→ **TASK PROMPT**: Copy out all lines carrying the word "this".

→ **RAW RECORDS**:
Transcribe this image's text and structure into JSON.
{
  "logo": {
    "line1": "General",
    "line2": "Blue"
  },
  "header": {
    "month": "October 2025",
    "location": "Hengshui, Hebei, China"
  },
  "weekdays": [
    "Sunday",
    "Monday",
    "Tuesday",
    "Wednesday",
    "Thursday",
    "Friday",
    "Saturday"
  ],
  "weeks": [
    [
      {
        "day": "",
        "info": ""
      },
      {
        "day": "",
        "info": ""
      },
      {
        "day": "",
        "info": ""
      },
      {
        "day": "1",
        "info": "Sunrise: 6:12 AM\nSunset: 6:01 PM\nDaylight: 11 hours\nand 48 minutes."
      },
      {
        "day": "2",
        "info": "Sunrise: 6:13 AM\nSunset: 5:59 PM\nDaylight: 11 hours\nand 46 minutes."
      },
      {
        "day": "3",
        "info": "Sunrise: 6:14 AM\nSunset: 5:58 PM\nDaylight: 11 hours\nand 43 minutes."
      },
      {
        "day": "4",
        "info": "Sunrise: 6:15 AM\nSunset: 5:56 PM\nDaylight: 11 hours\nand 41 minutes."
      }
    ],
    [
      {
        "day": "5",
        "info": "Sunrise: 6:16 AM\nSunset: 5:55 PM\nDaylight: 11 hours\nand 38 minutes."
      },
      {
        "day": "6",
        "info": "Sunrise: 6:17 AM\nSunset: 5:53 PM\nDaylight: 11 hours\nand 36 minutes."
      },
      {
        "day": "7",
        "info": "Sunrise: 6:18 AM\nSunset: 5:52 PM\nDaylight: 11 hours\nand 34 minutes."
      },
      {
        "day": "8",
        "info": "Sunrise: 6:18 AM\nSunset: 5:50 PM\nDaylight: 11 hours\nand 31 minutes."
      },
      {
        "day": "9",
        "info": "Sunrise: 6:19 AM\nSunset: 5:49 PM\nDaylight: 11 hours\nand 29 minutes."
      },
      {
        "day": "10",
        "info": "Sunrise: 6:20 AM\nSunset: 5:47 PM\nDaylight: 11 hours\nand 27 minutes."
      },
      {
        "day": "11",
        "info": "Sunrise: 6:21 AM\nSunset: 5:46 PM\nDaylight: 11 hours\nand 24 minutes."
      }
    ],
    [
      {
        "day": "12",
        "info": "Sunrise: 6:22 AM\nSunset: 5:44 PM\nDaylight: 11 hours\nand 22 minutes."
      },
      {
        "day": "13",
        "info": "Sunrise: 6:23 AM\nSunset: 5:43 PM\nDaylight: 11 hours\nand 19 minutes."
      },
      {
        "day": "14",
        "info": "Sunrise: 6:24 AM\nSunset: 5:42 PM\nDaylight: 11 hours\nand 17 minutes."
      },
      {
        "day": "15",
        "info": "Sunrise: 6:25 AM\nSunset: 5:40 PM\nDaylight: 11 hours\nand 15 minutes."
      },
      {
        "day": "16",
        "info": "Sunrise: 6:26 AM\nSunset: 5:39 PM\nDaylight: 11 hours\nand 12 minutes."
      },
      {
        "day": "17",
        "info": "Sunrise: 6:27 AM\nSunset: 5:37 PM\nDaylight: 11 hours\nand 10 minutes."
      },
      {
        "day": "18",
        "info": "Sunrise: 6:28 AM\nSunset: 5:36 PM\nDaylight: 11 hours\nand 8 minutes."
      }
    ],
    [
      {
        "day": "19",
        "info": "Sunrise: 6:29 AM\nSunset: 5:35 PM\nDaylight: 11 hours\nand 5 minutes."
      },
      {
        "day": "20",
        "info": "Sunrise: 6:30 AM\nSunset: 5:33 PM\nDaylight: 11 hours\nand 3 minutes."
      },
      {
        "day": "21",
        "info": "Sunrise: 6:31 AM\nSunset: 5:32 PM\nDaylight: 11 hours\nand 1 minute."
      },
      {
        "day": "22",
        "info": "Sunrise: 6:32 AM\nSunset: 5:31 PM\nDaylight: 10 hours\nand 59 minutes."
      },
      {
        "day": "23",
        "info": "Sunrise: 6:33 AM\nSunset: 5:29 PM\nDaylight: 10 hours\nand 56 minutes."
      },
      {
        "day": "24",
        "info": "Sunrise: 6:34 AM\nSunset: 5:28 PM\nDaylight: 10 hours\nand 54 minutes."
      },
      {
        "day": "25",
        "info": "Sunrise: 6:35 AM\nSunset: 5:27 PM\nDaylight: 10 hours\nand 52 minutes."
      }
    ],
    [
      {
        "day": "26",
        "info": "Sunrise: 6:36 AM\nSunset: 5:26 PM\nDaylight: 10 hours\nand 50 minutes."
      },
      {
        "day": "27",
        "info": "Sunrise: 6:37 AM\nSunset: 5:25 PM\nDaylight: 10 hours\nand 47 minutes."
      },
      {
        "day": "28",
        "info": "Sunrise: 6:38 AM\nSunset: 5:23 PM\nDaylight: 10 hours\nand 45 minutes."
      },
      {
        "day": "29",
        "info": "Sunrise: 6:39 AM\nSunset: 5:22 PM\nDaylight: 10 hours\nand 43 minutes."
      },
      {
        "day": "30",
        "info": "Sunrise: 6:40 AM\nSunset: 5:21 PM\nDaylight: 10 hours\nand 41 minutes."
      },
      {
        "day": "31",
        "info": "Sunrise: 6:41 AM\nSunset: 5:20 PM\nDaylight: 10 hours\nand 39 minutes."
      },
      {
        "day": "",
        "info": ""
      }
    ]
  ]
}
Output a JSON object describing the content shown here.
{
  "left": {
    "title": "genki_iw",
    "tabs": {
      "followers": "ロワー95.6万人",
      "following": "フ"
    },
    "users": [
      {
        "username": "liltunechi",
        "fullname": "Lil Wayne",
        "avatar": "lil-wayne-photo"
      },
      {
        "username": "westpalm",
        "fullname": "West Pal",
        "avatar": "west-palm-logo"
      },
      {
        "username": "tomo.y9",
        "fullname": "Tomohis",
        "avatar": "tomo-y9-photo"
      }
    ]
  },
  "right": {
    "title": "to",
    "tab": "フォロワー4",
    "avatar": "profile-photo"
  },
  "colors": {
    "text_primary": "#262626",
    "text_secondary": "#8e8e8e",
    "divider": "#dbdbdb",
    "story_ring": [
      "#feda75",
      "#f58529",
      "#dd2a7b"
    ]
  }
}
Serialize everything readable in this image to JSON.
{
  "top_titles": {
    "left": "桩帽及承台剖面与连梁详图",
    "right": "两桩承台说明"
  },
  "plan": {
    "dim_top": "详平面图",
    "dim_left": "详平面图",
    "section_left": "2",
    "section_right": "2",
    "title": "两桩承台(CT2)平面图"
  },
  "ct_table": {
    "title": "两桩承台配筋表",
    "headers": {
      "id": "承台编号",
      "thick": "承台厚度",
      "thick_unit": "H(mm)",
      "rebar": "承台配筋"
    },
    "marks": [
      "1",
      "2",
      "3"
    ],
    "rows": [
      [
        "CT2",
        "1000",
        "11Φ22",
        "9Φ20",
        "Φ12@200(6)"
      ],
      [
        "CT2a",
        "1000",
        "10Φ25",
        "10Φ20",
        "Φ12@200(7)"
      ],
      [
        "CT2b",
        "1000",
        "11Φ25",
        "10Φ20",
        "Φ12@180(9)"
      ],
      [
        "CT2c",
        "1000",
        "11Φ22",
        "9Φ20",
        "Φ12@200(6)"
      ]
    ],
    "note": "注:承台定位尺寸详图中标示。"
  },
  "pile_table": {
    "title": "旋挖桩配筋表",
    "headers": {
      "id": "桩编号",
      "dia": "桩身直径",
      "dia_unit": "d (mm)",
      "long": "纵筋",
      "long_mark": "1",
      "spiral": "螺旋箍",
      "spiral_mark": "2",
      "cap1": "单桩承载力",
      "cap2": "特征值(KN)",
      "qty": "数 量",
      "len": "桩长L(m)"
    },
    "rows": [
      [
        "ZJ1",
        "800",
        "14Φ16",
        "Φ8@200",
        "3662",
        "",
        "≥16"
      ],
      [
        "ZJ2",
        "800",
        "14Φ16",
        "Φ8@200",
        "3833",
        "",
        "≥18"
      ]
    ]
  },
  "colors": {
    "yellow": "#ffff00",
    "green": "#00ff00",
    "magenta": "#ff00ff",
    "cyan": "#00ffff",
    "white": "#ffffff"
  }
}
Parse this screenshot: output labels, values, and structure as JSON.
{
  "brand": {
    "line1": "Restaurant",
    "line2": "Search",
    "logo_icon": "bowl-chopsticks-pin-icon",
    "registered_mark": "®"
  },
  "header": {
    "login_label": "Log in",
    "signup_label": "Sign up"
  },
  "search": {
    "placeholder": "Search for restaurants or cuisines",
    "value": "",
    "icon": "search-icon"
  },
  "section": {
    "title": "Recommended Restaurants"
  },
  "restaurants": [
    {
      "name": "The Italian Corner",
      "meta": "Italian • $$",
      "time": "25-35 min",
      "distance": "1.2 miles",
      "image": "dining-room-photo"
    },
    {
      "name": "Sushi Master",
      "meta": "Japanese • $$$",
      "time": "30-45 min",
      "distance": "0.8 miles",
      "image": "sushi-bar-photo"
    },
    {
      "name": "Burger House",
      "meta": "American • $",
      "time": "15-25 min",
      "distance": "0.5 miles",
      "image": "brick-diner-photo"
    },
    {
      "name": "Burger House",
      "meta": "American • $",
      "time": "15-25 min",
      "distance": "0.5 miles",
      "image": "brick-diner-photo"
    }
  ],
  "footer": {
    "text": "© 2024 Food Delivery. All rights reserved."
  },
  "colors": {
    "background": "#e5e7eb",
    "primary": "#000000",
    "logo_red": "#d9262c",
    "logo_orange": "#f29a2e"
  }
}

→ **TASK ANSWER**:
Transcribe this image's text and structure into JSON.
Serialize everything readable in this image to JSON.
Parse this screenshot: output labels, values, and structure as JSON.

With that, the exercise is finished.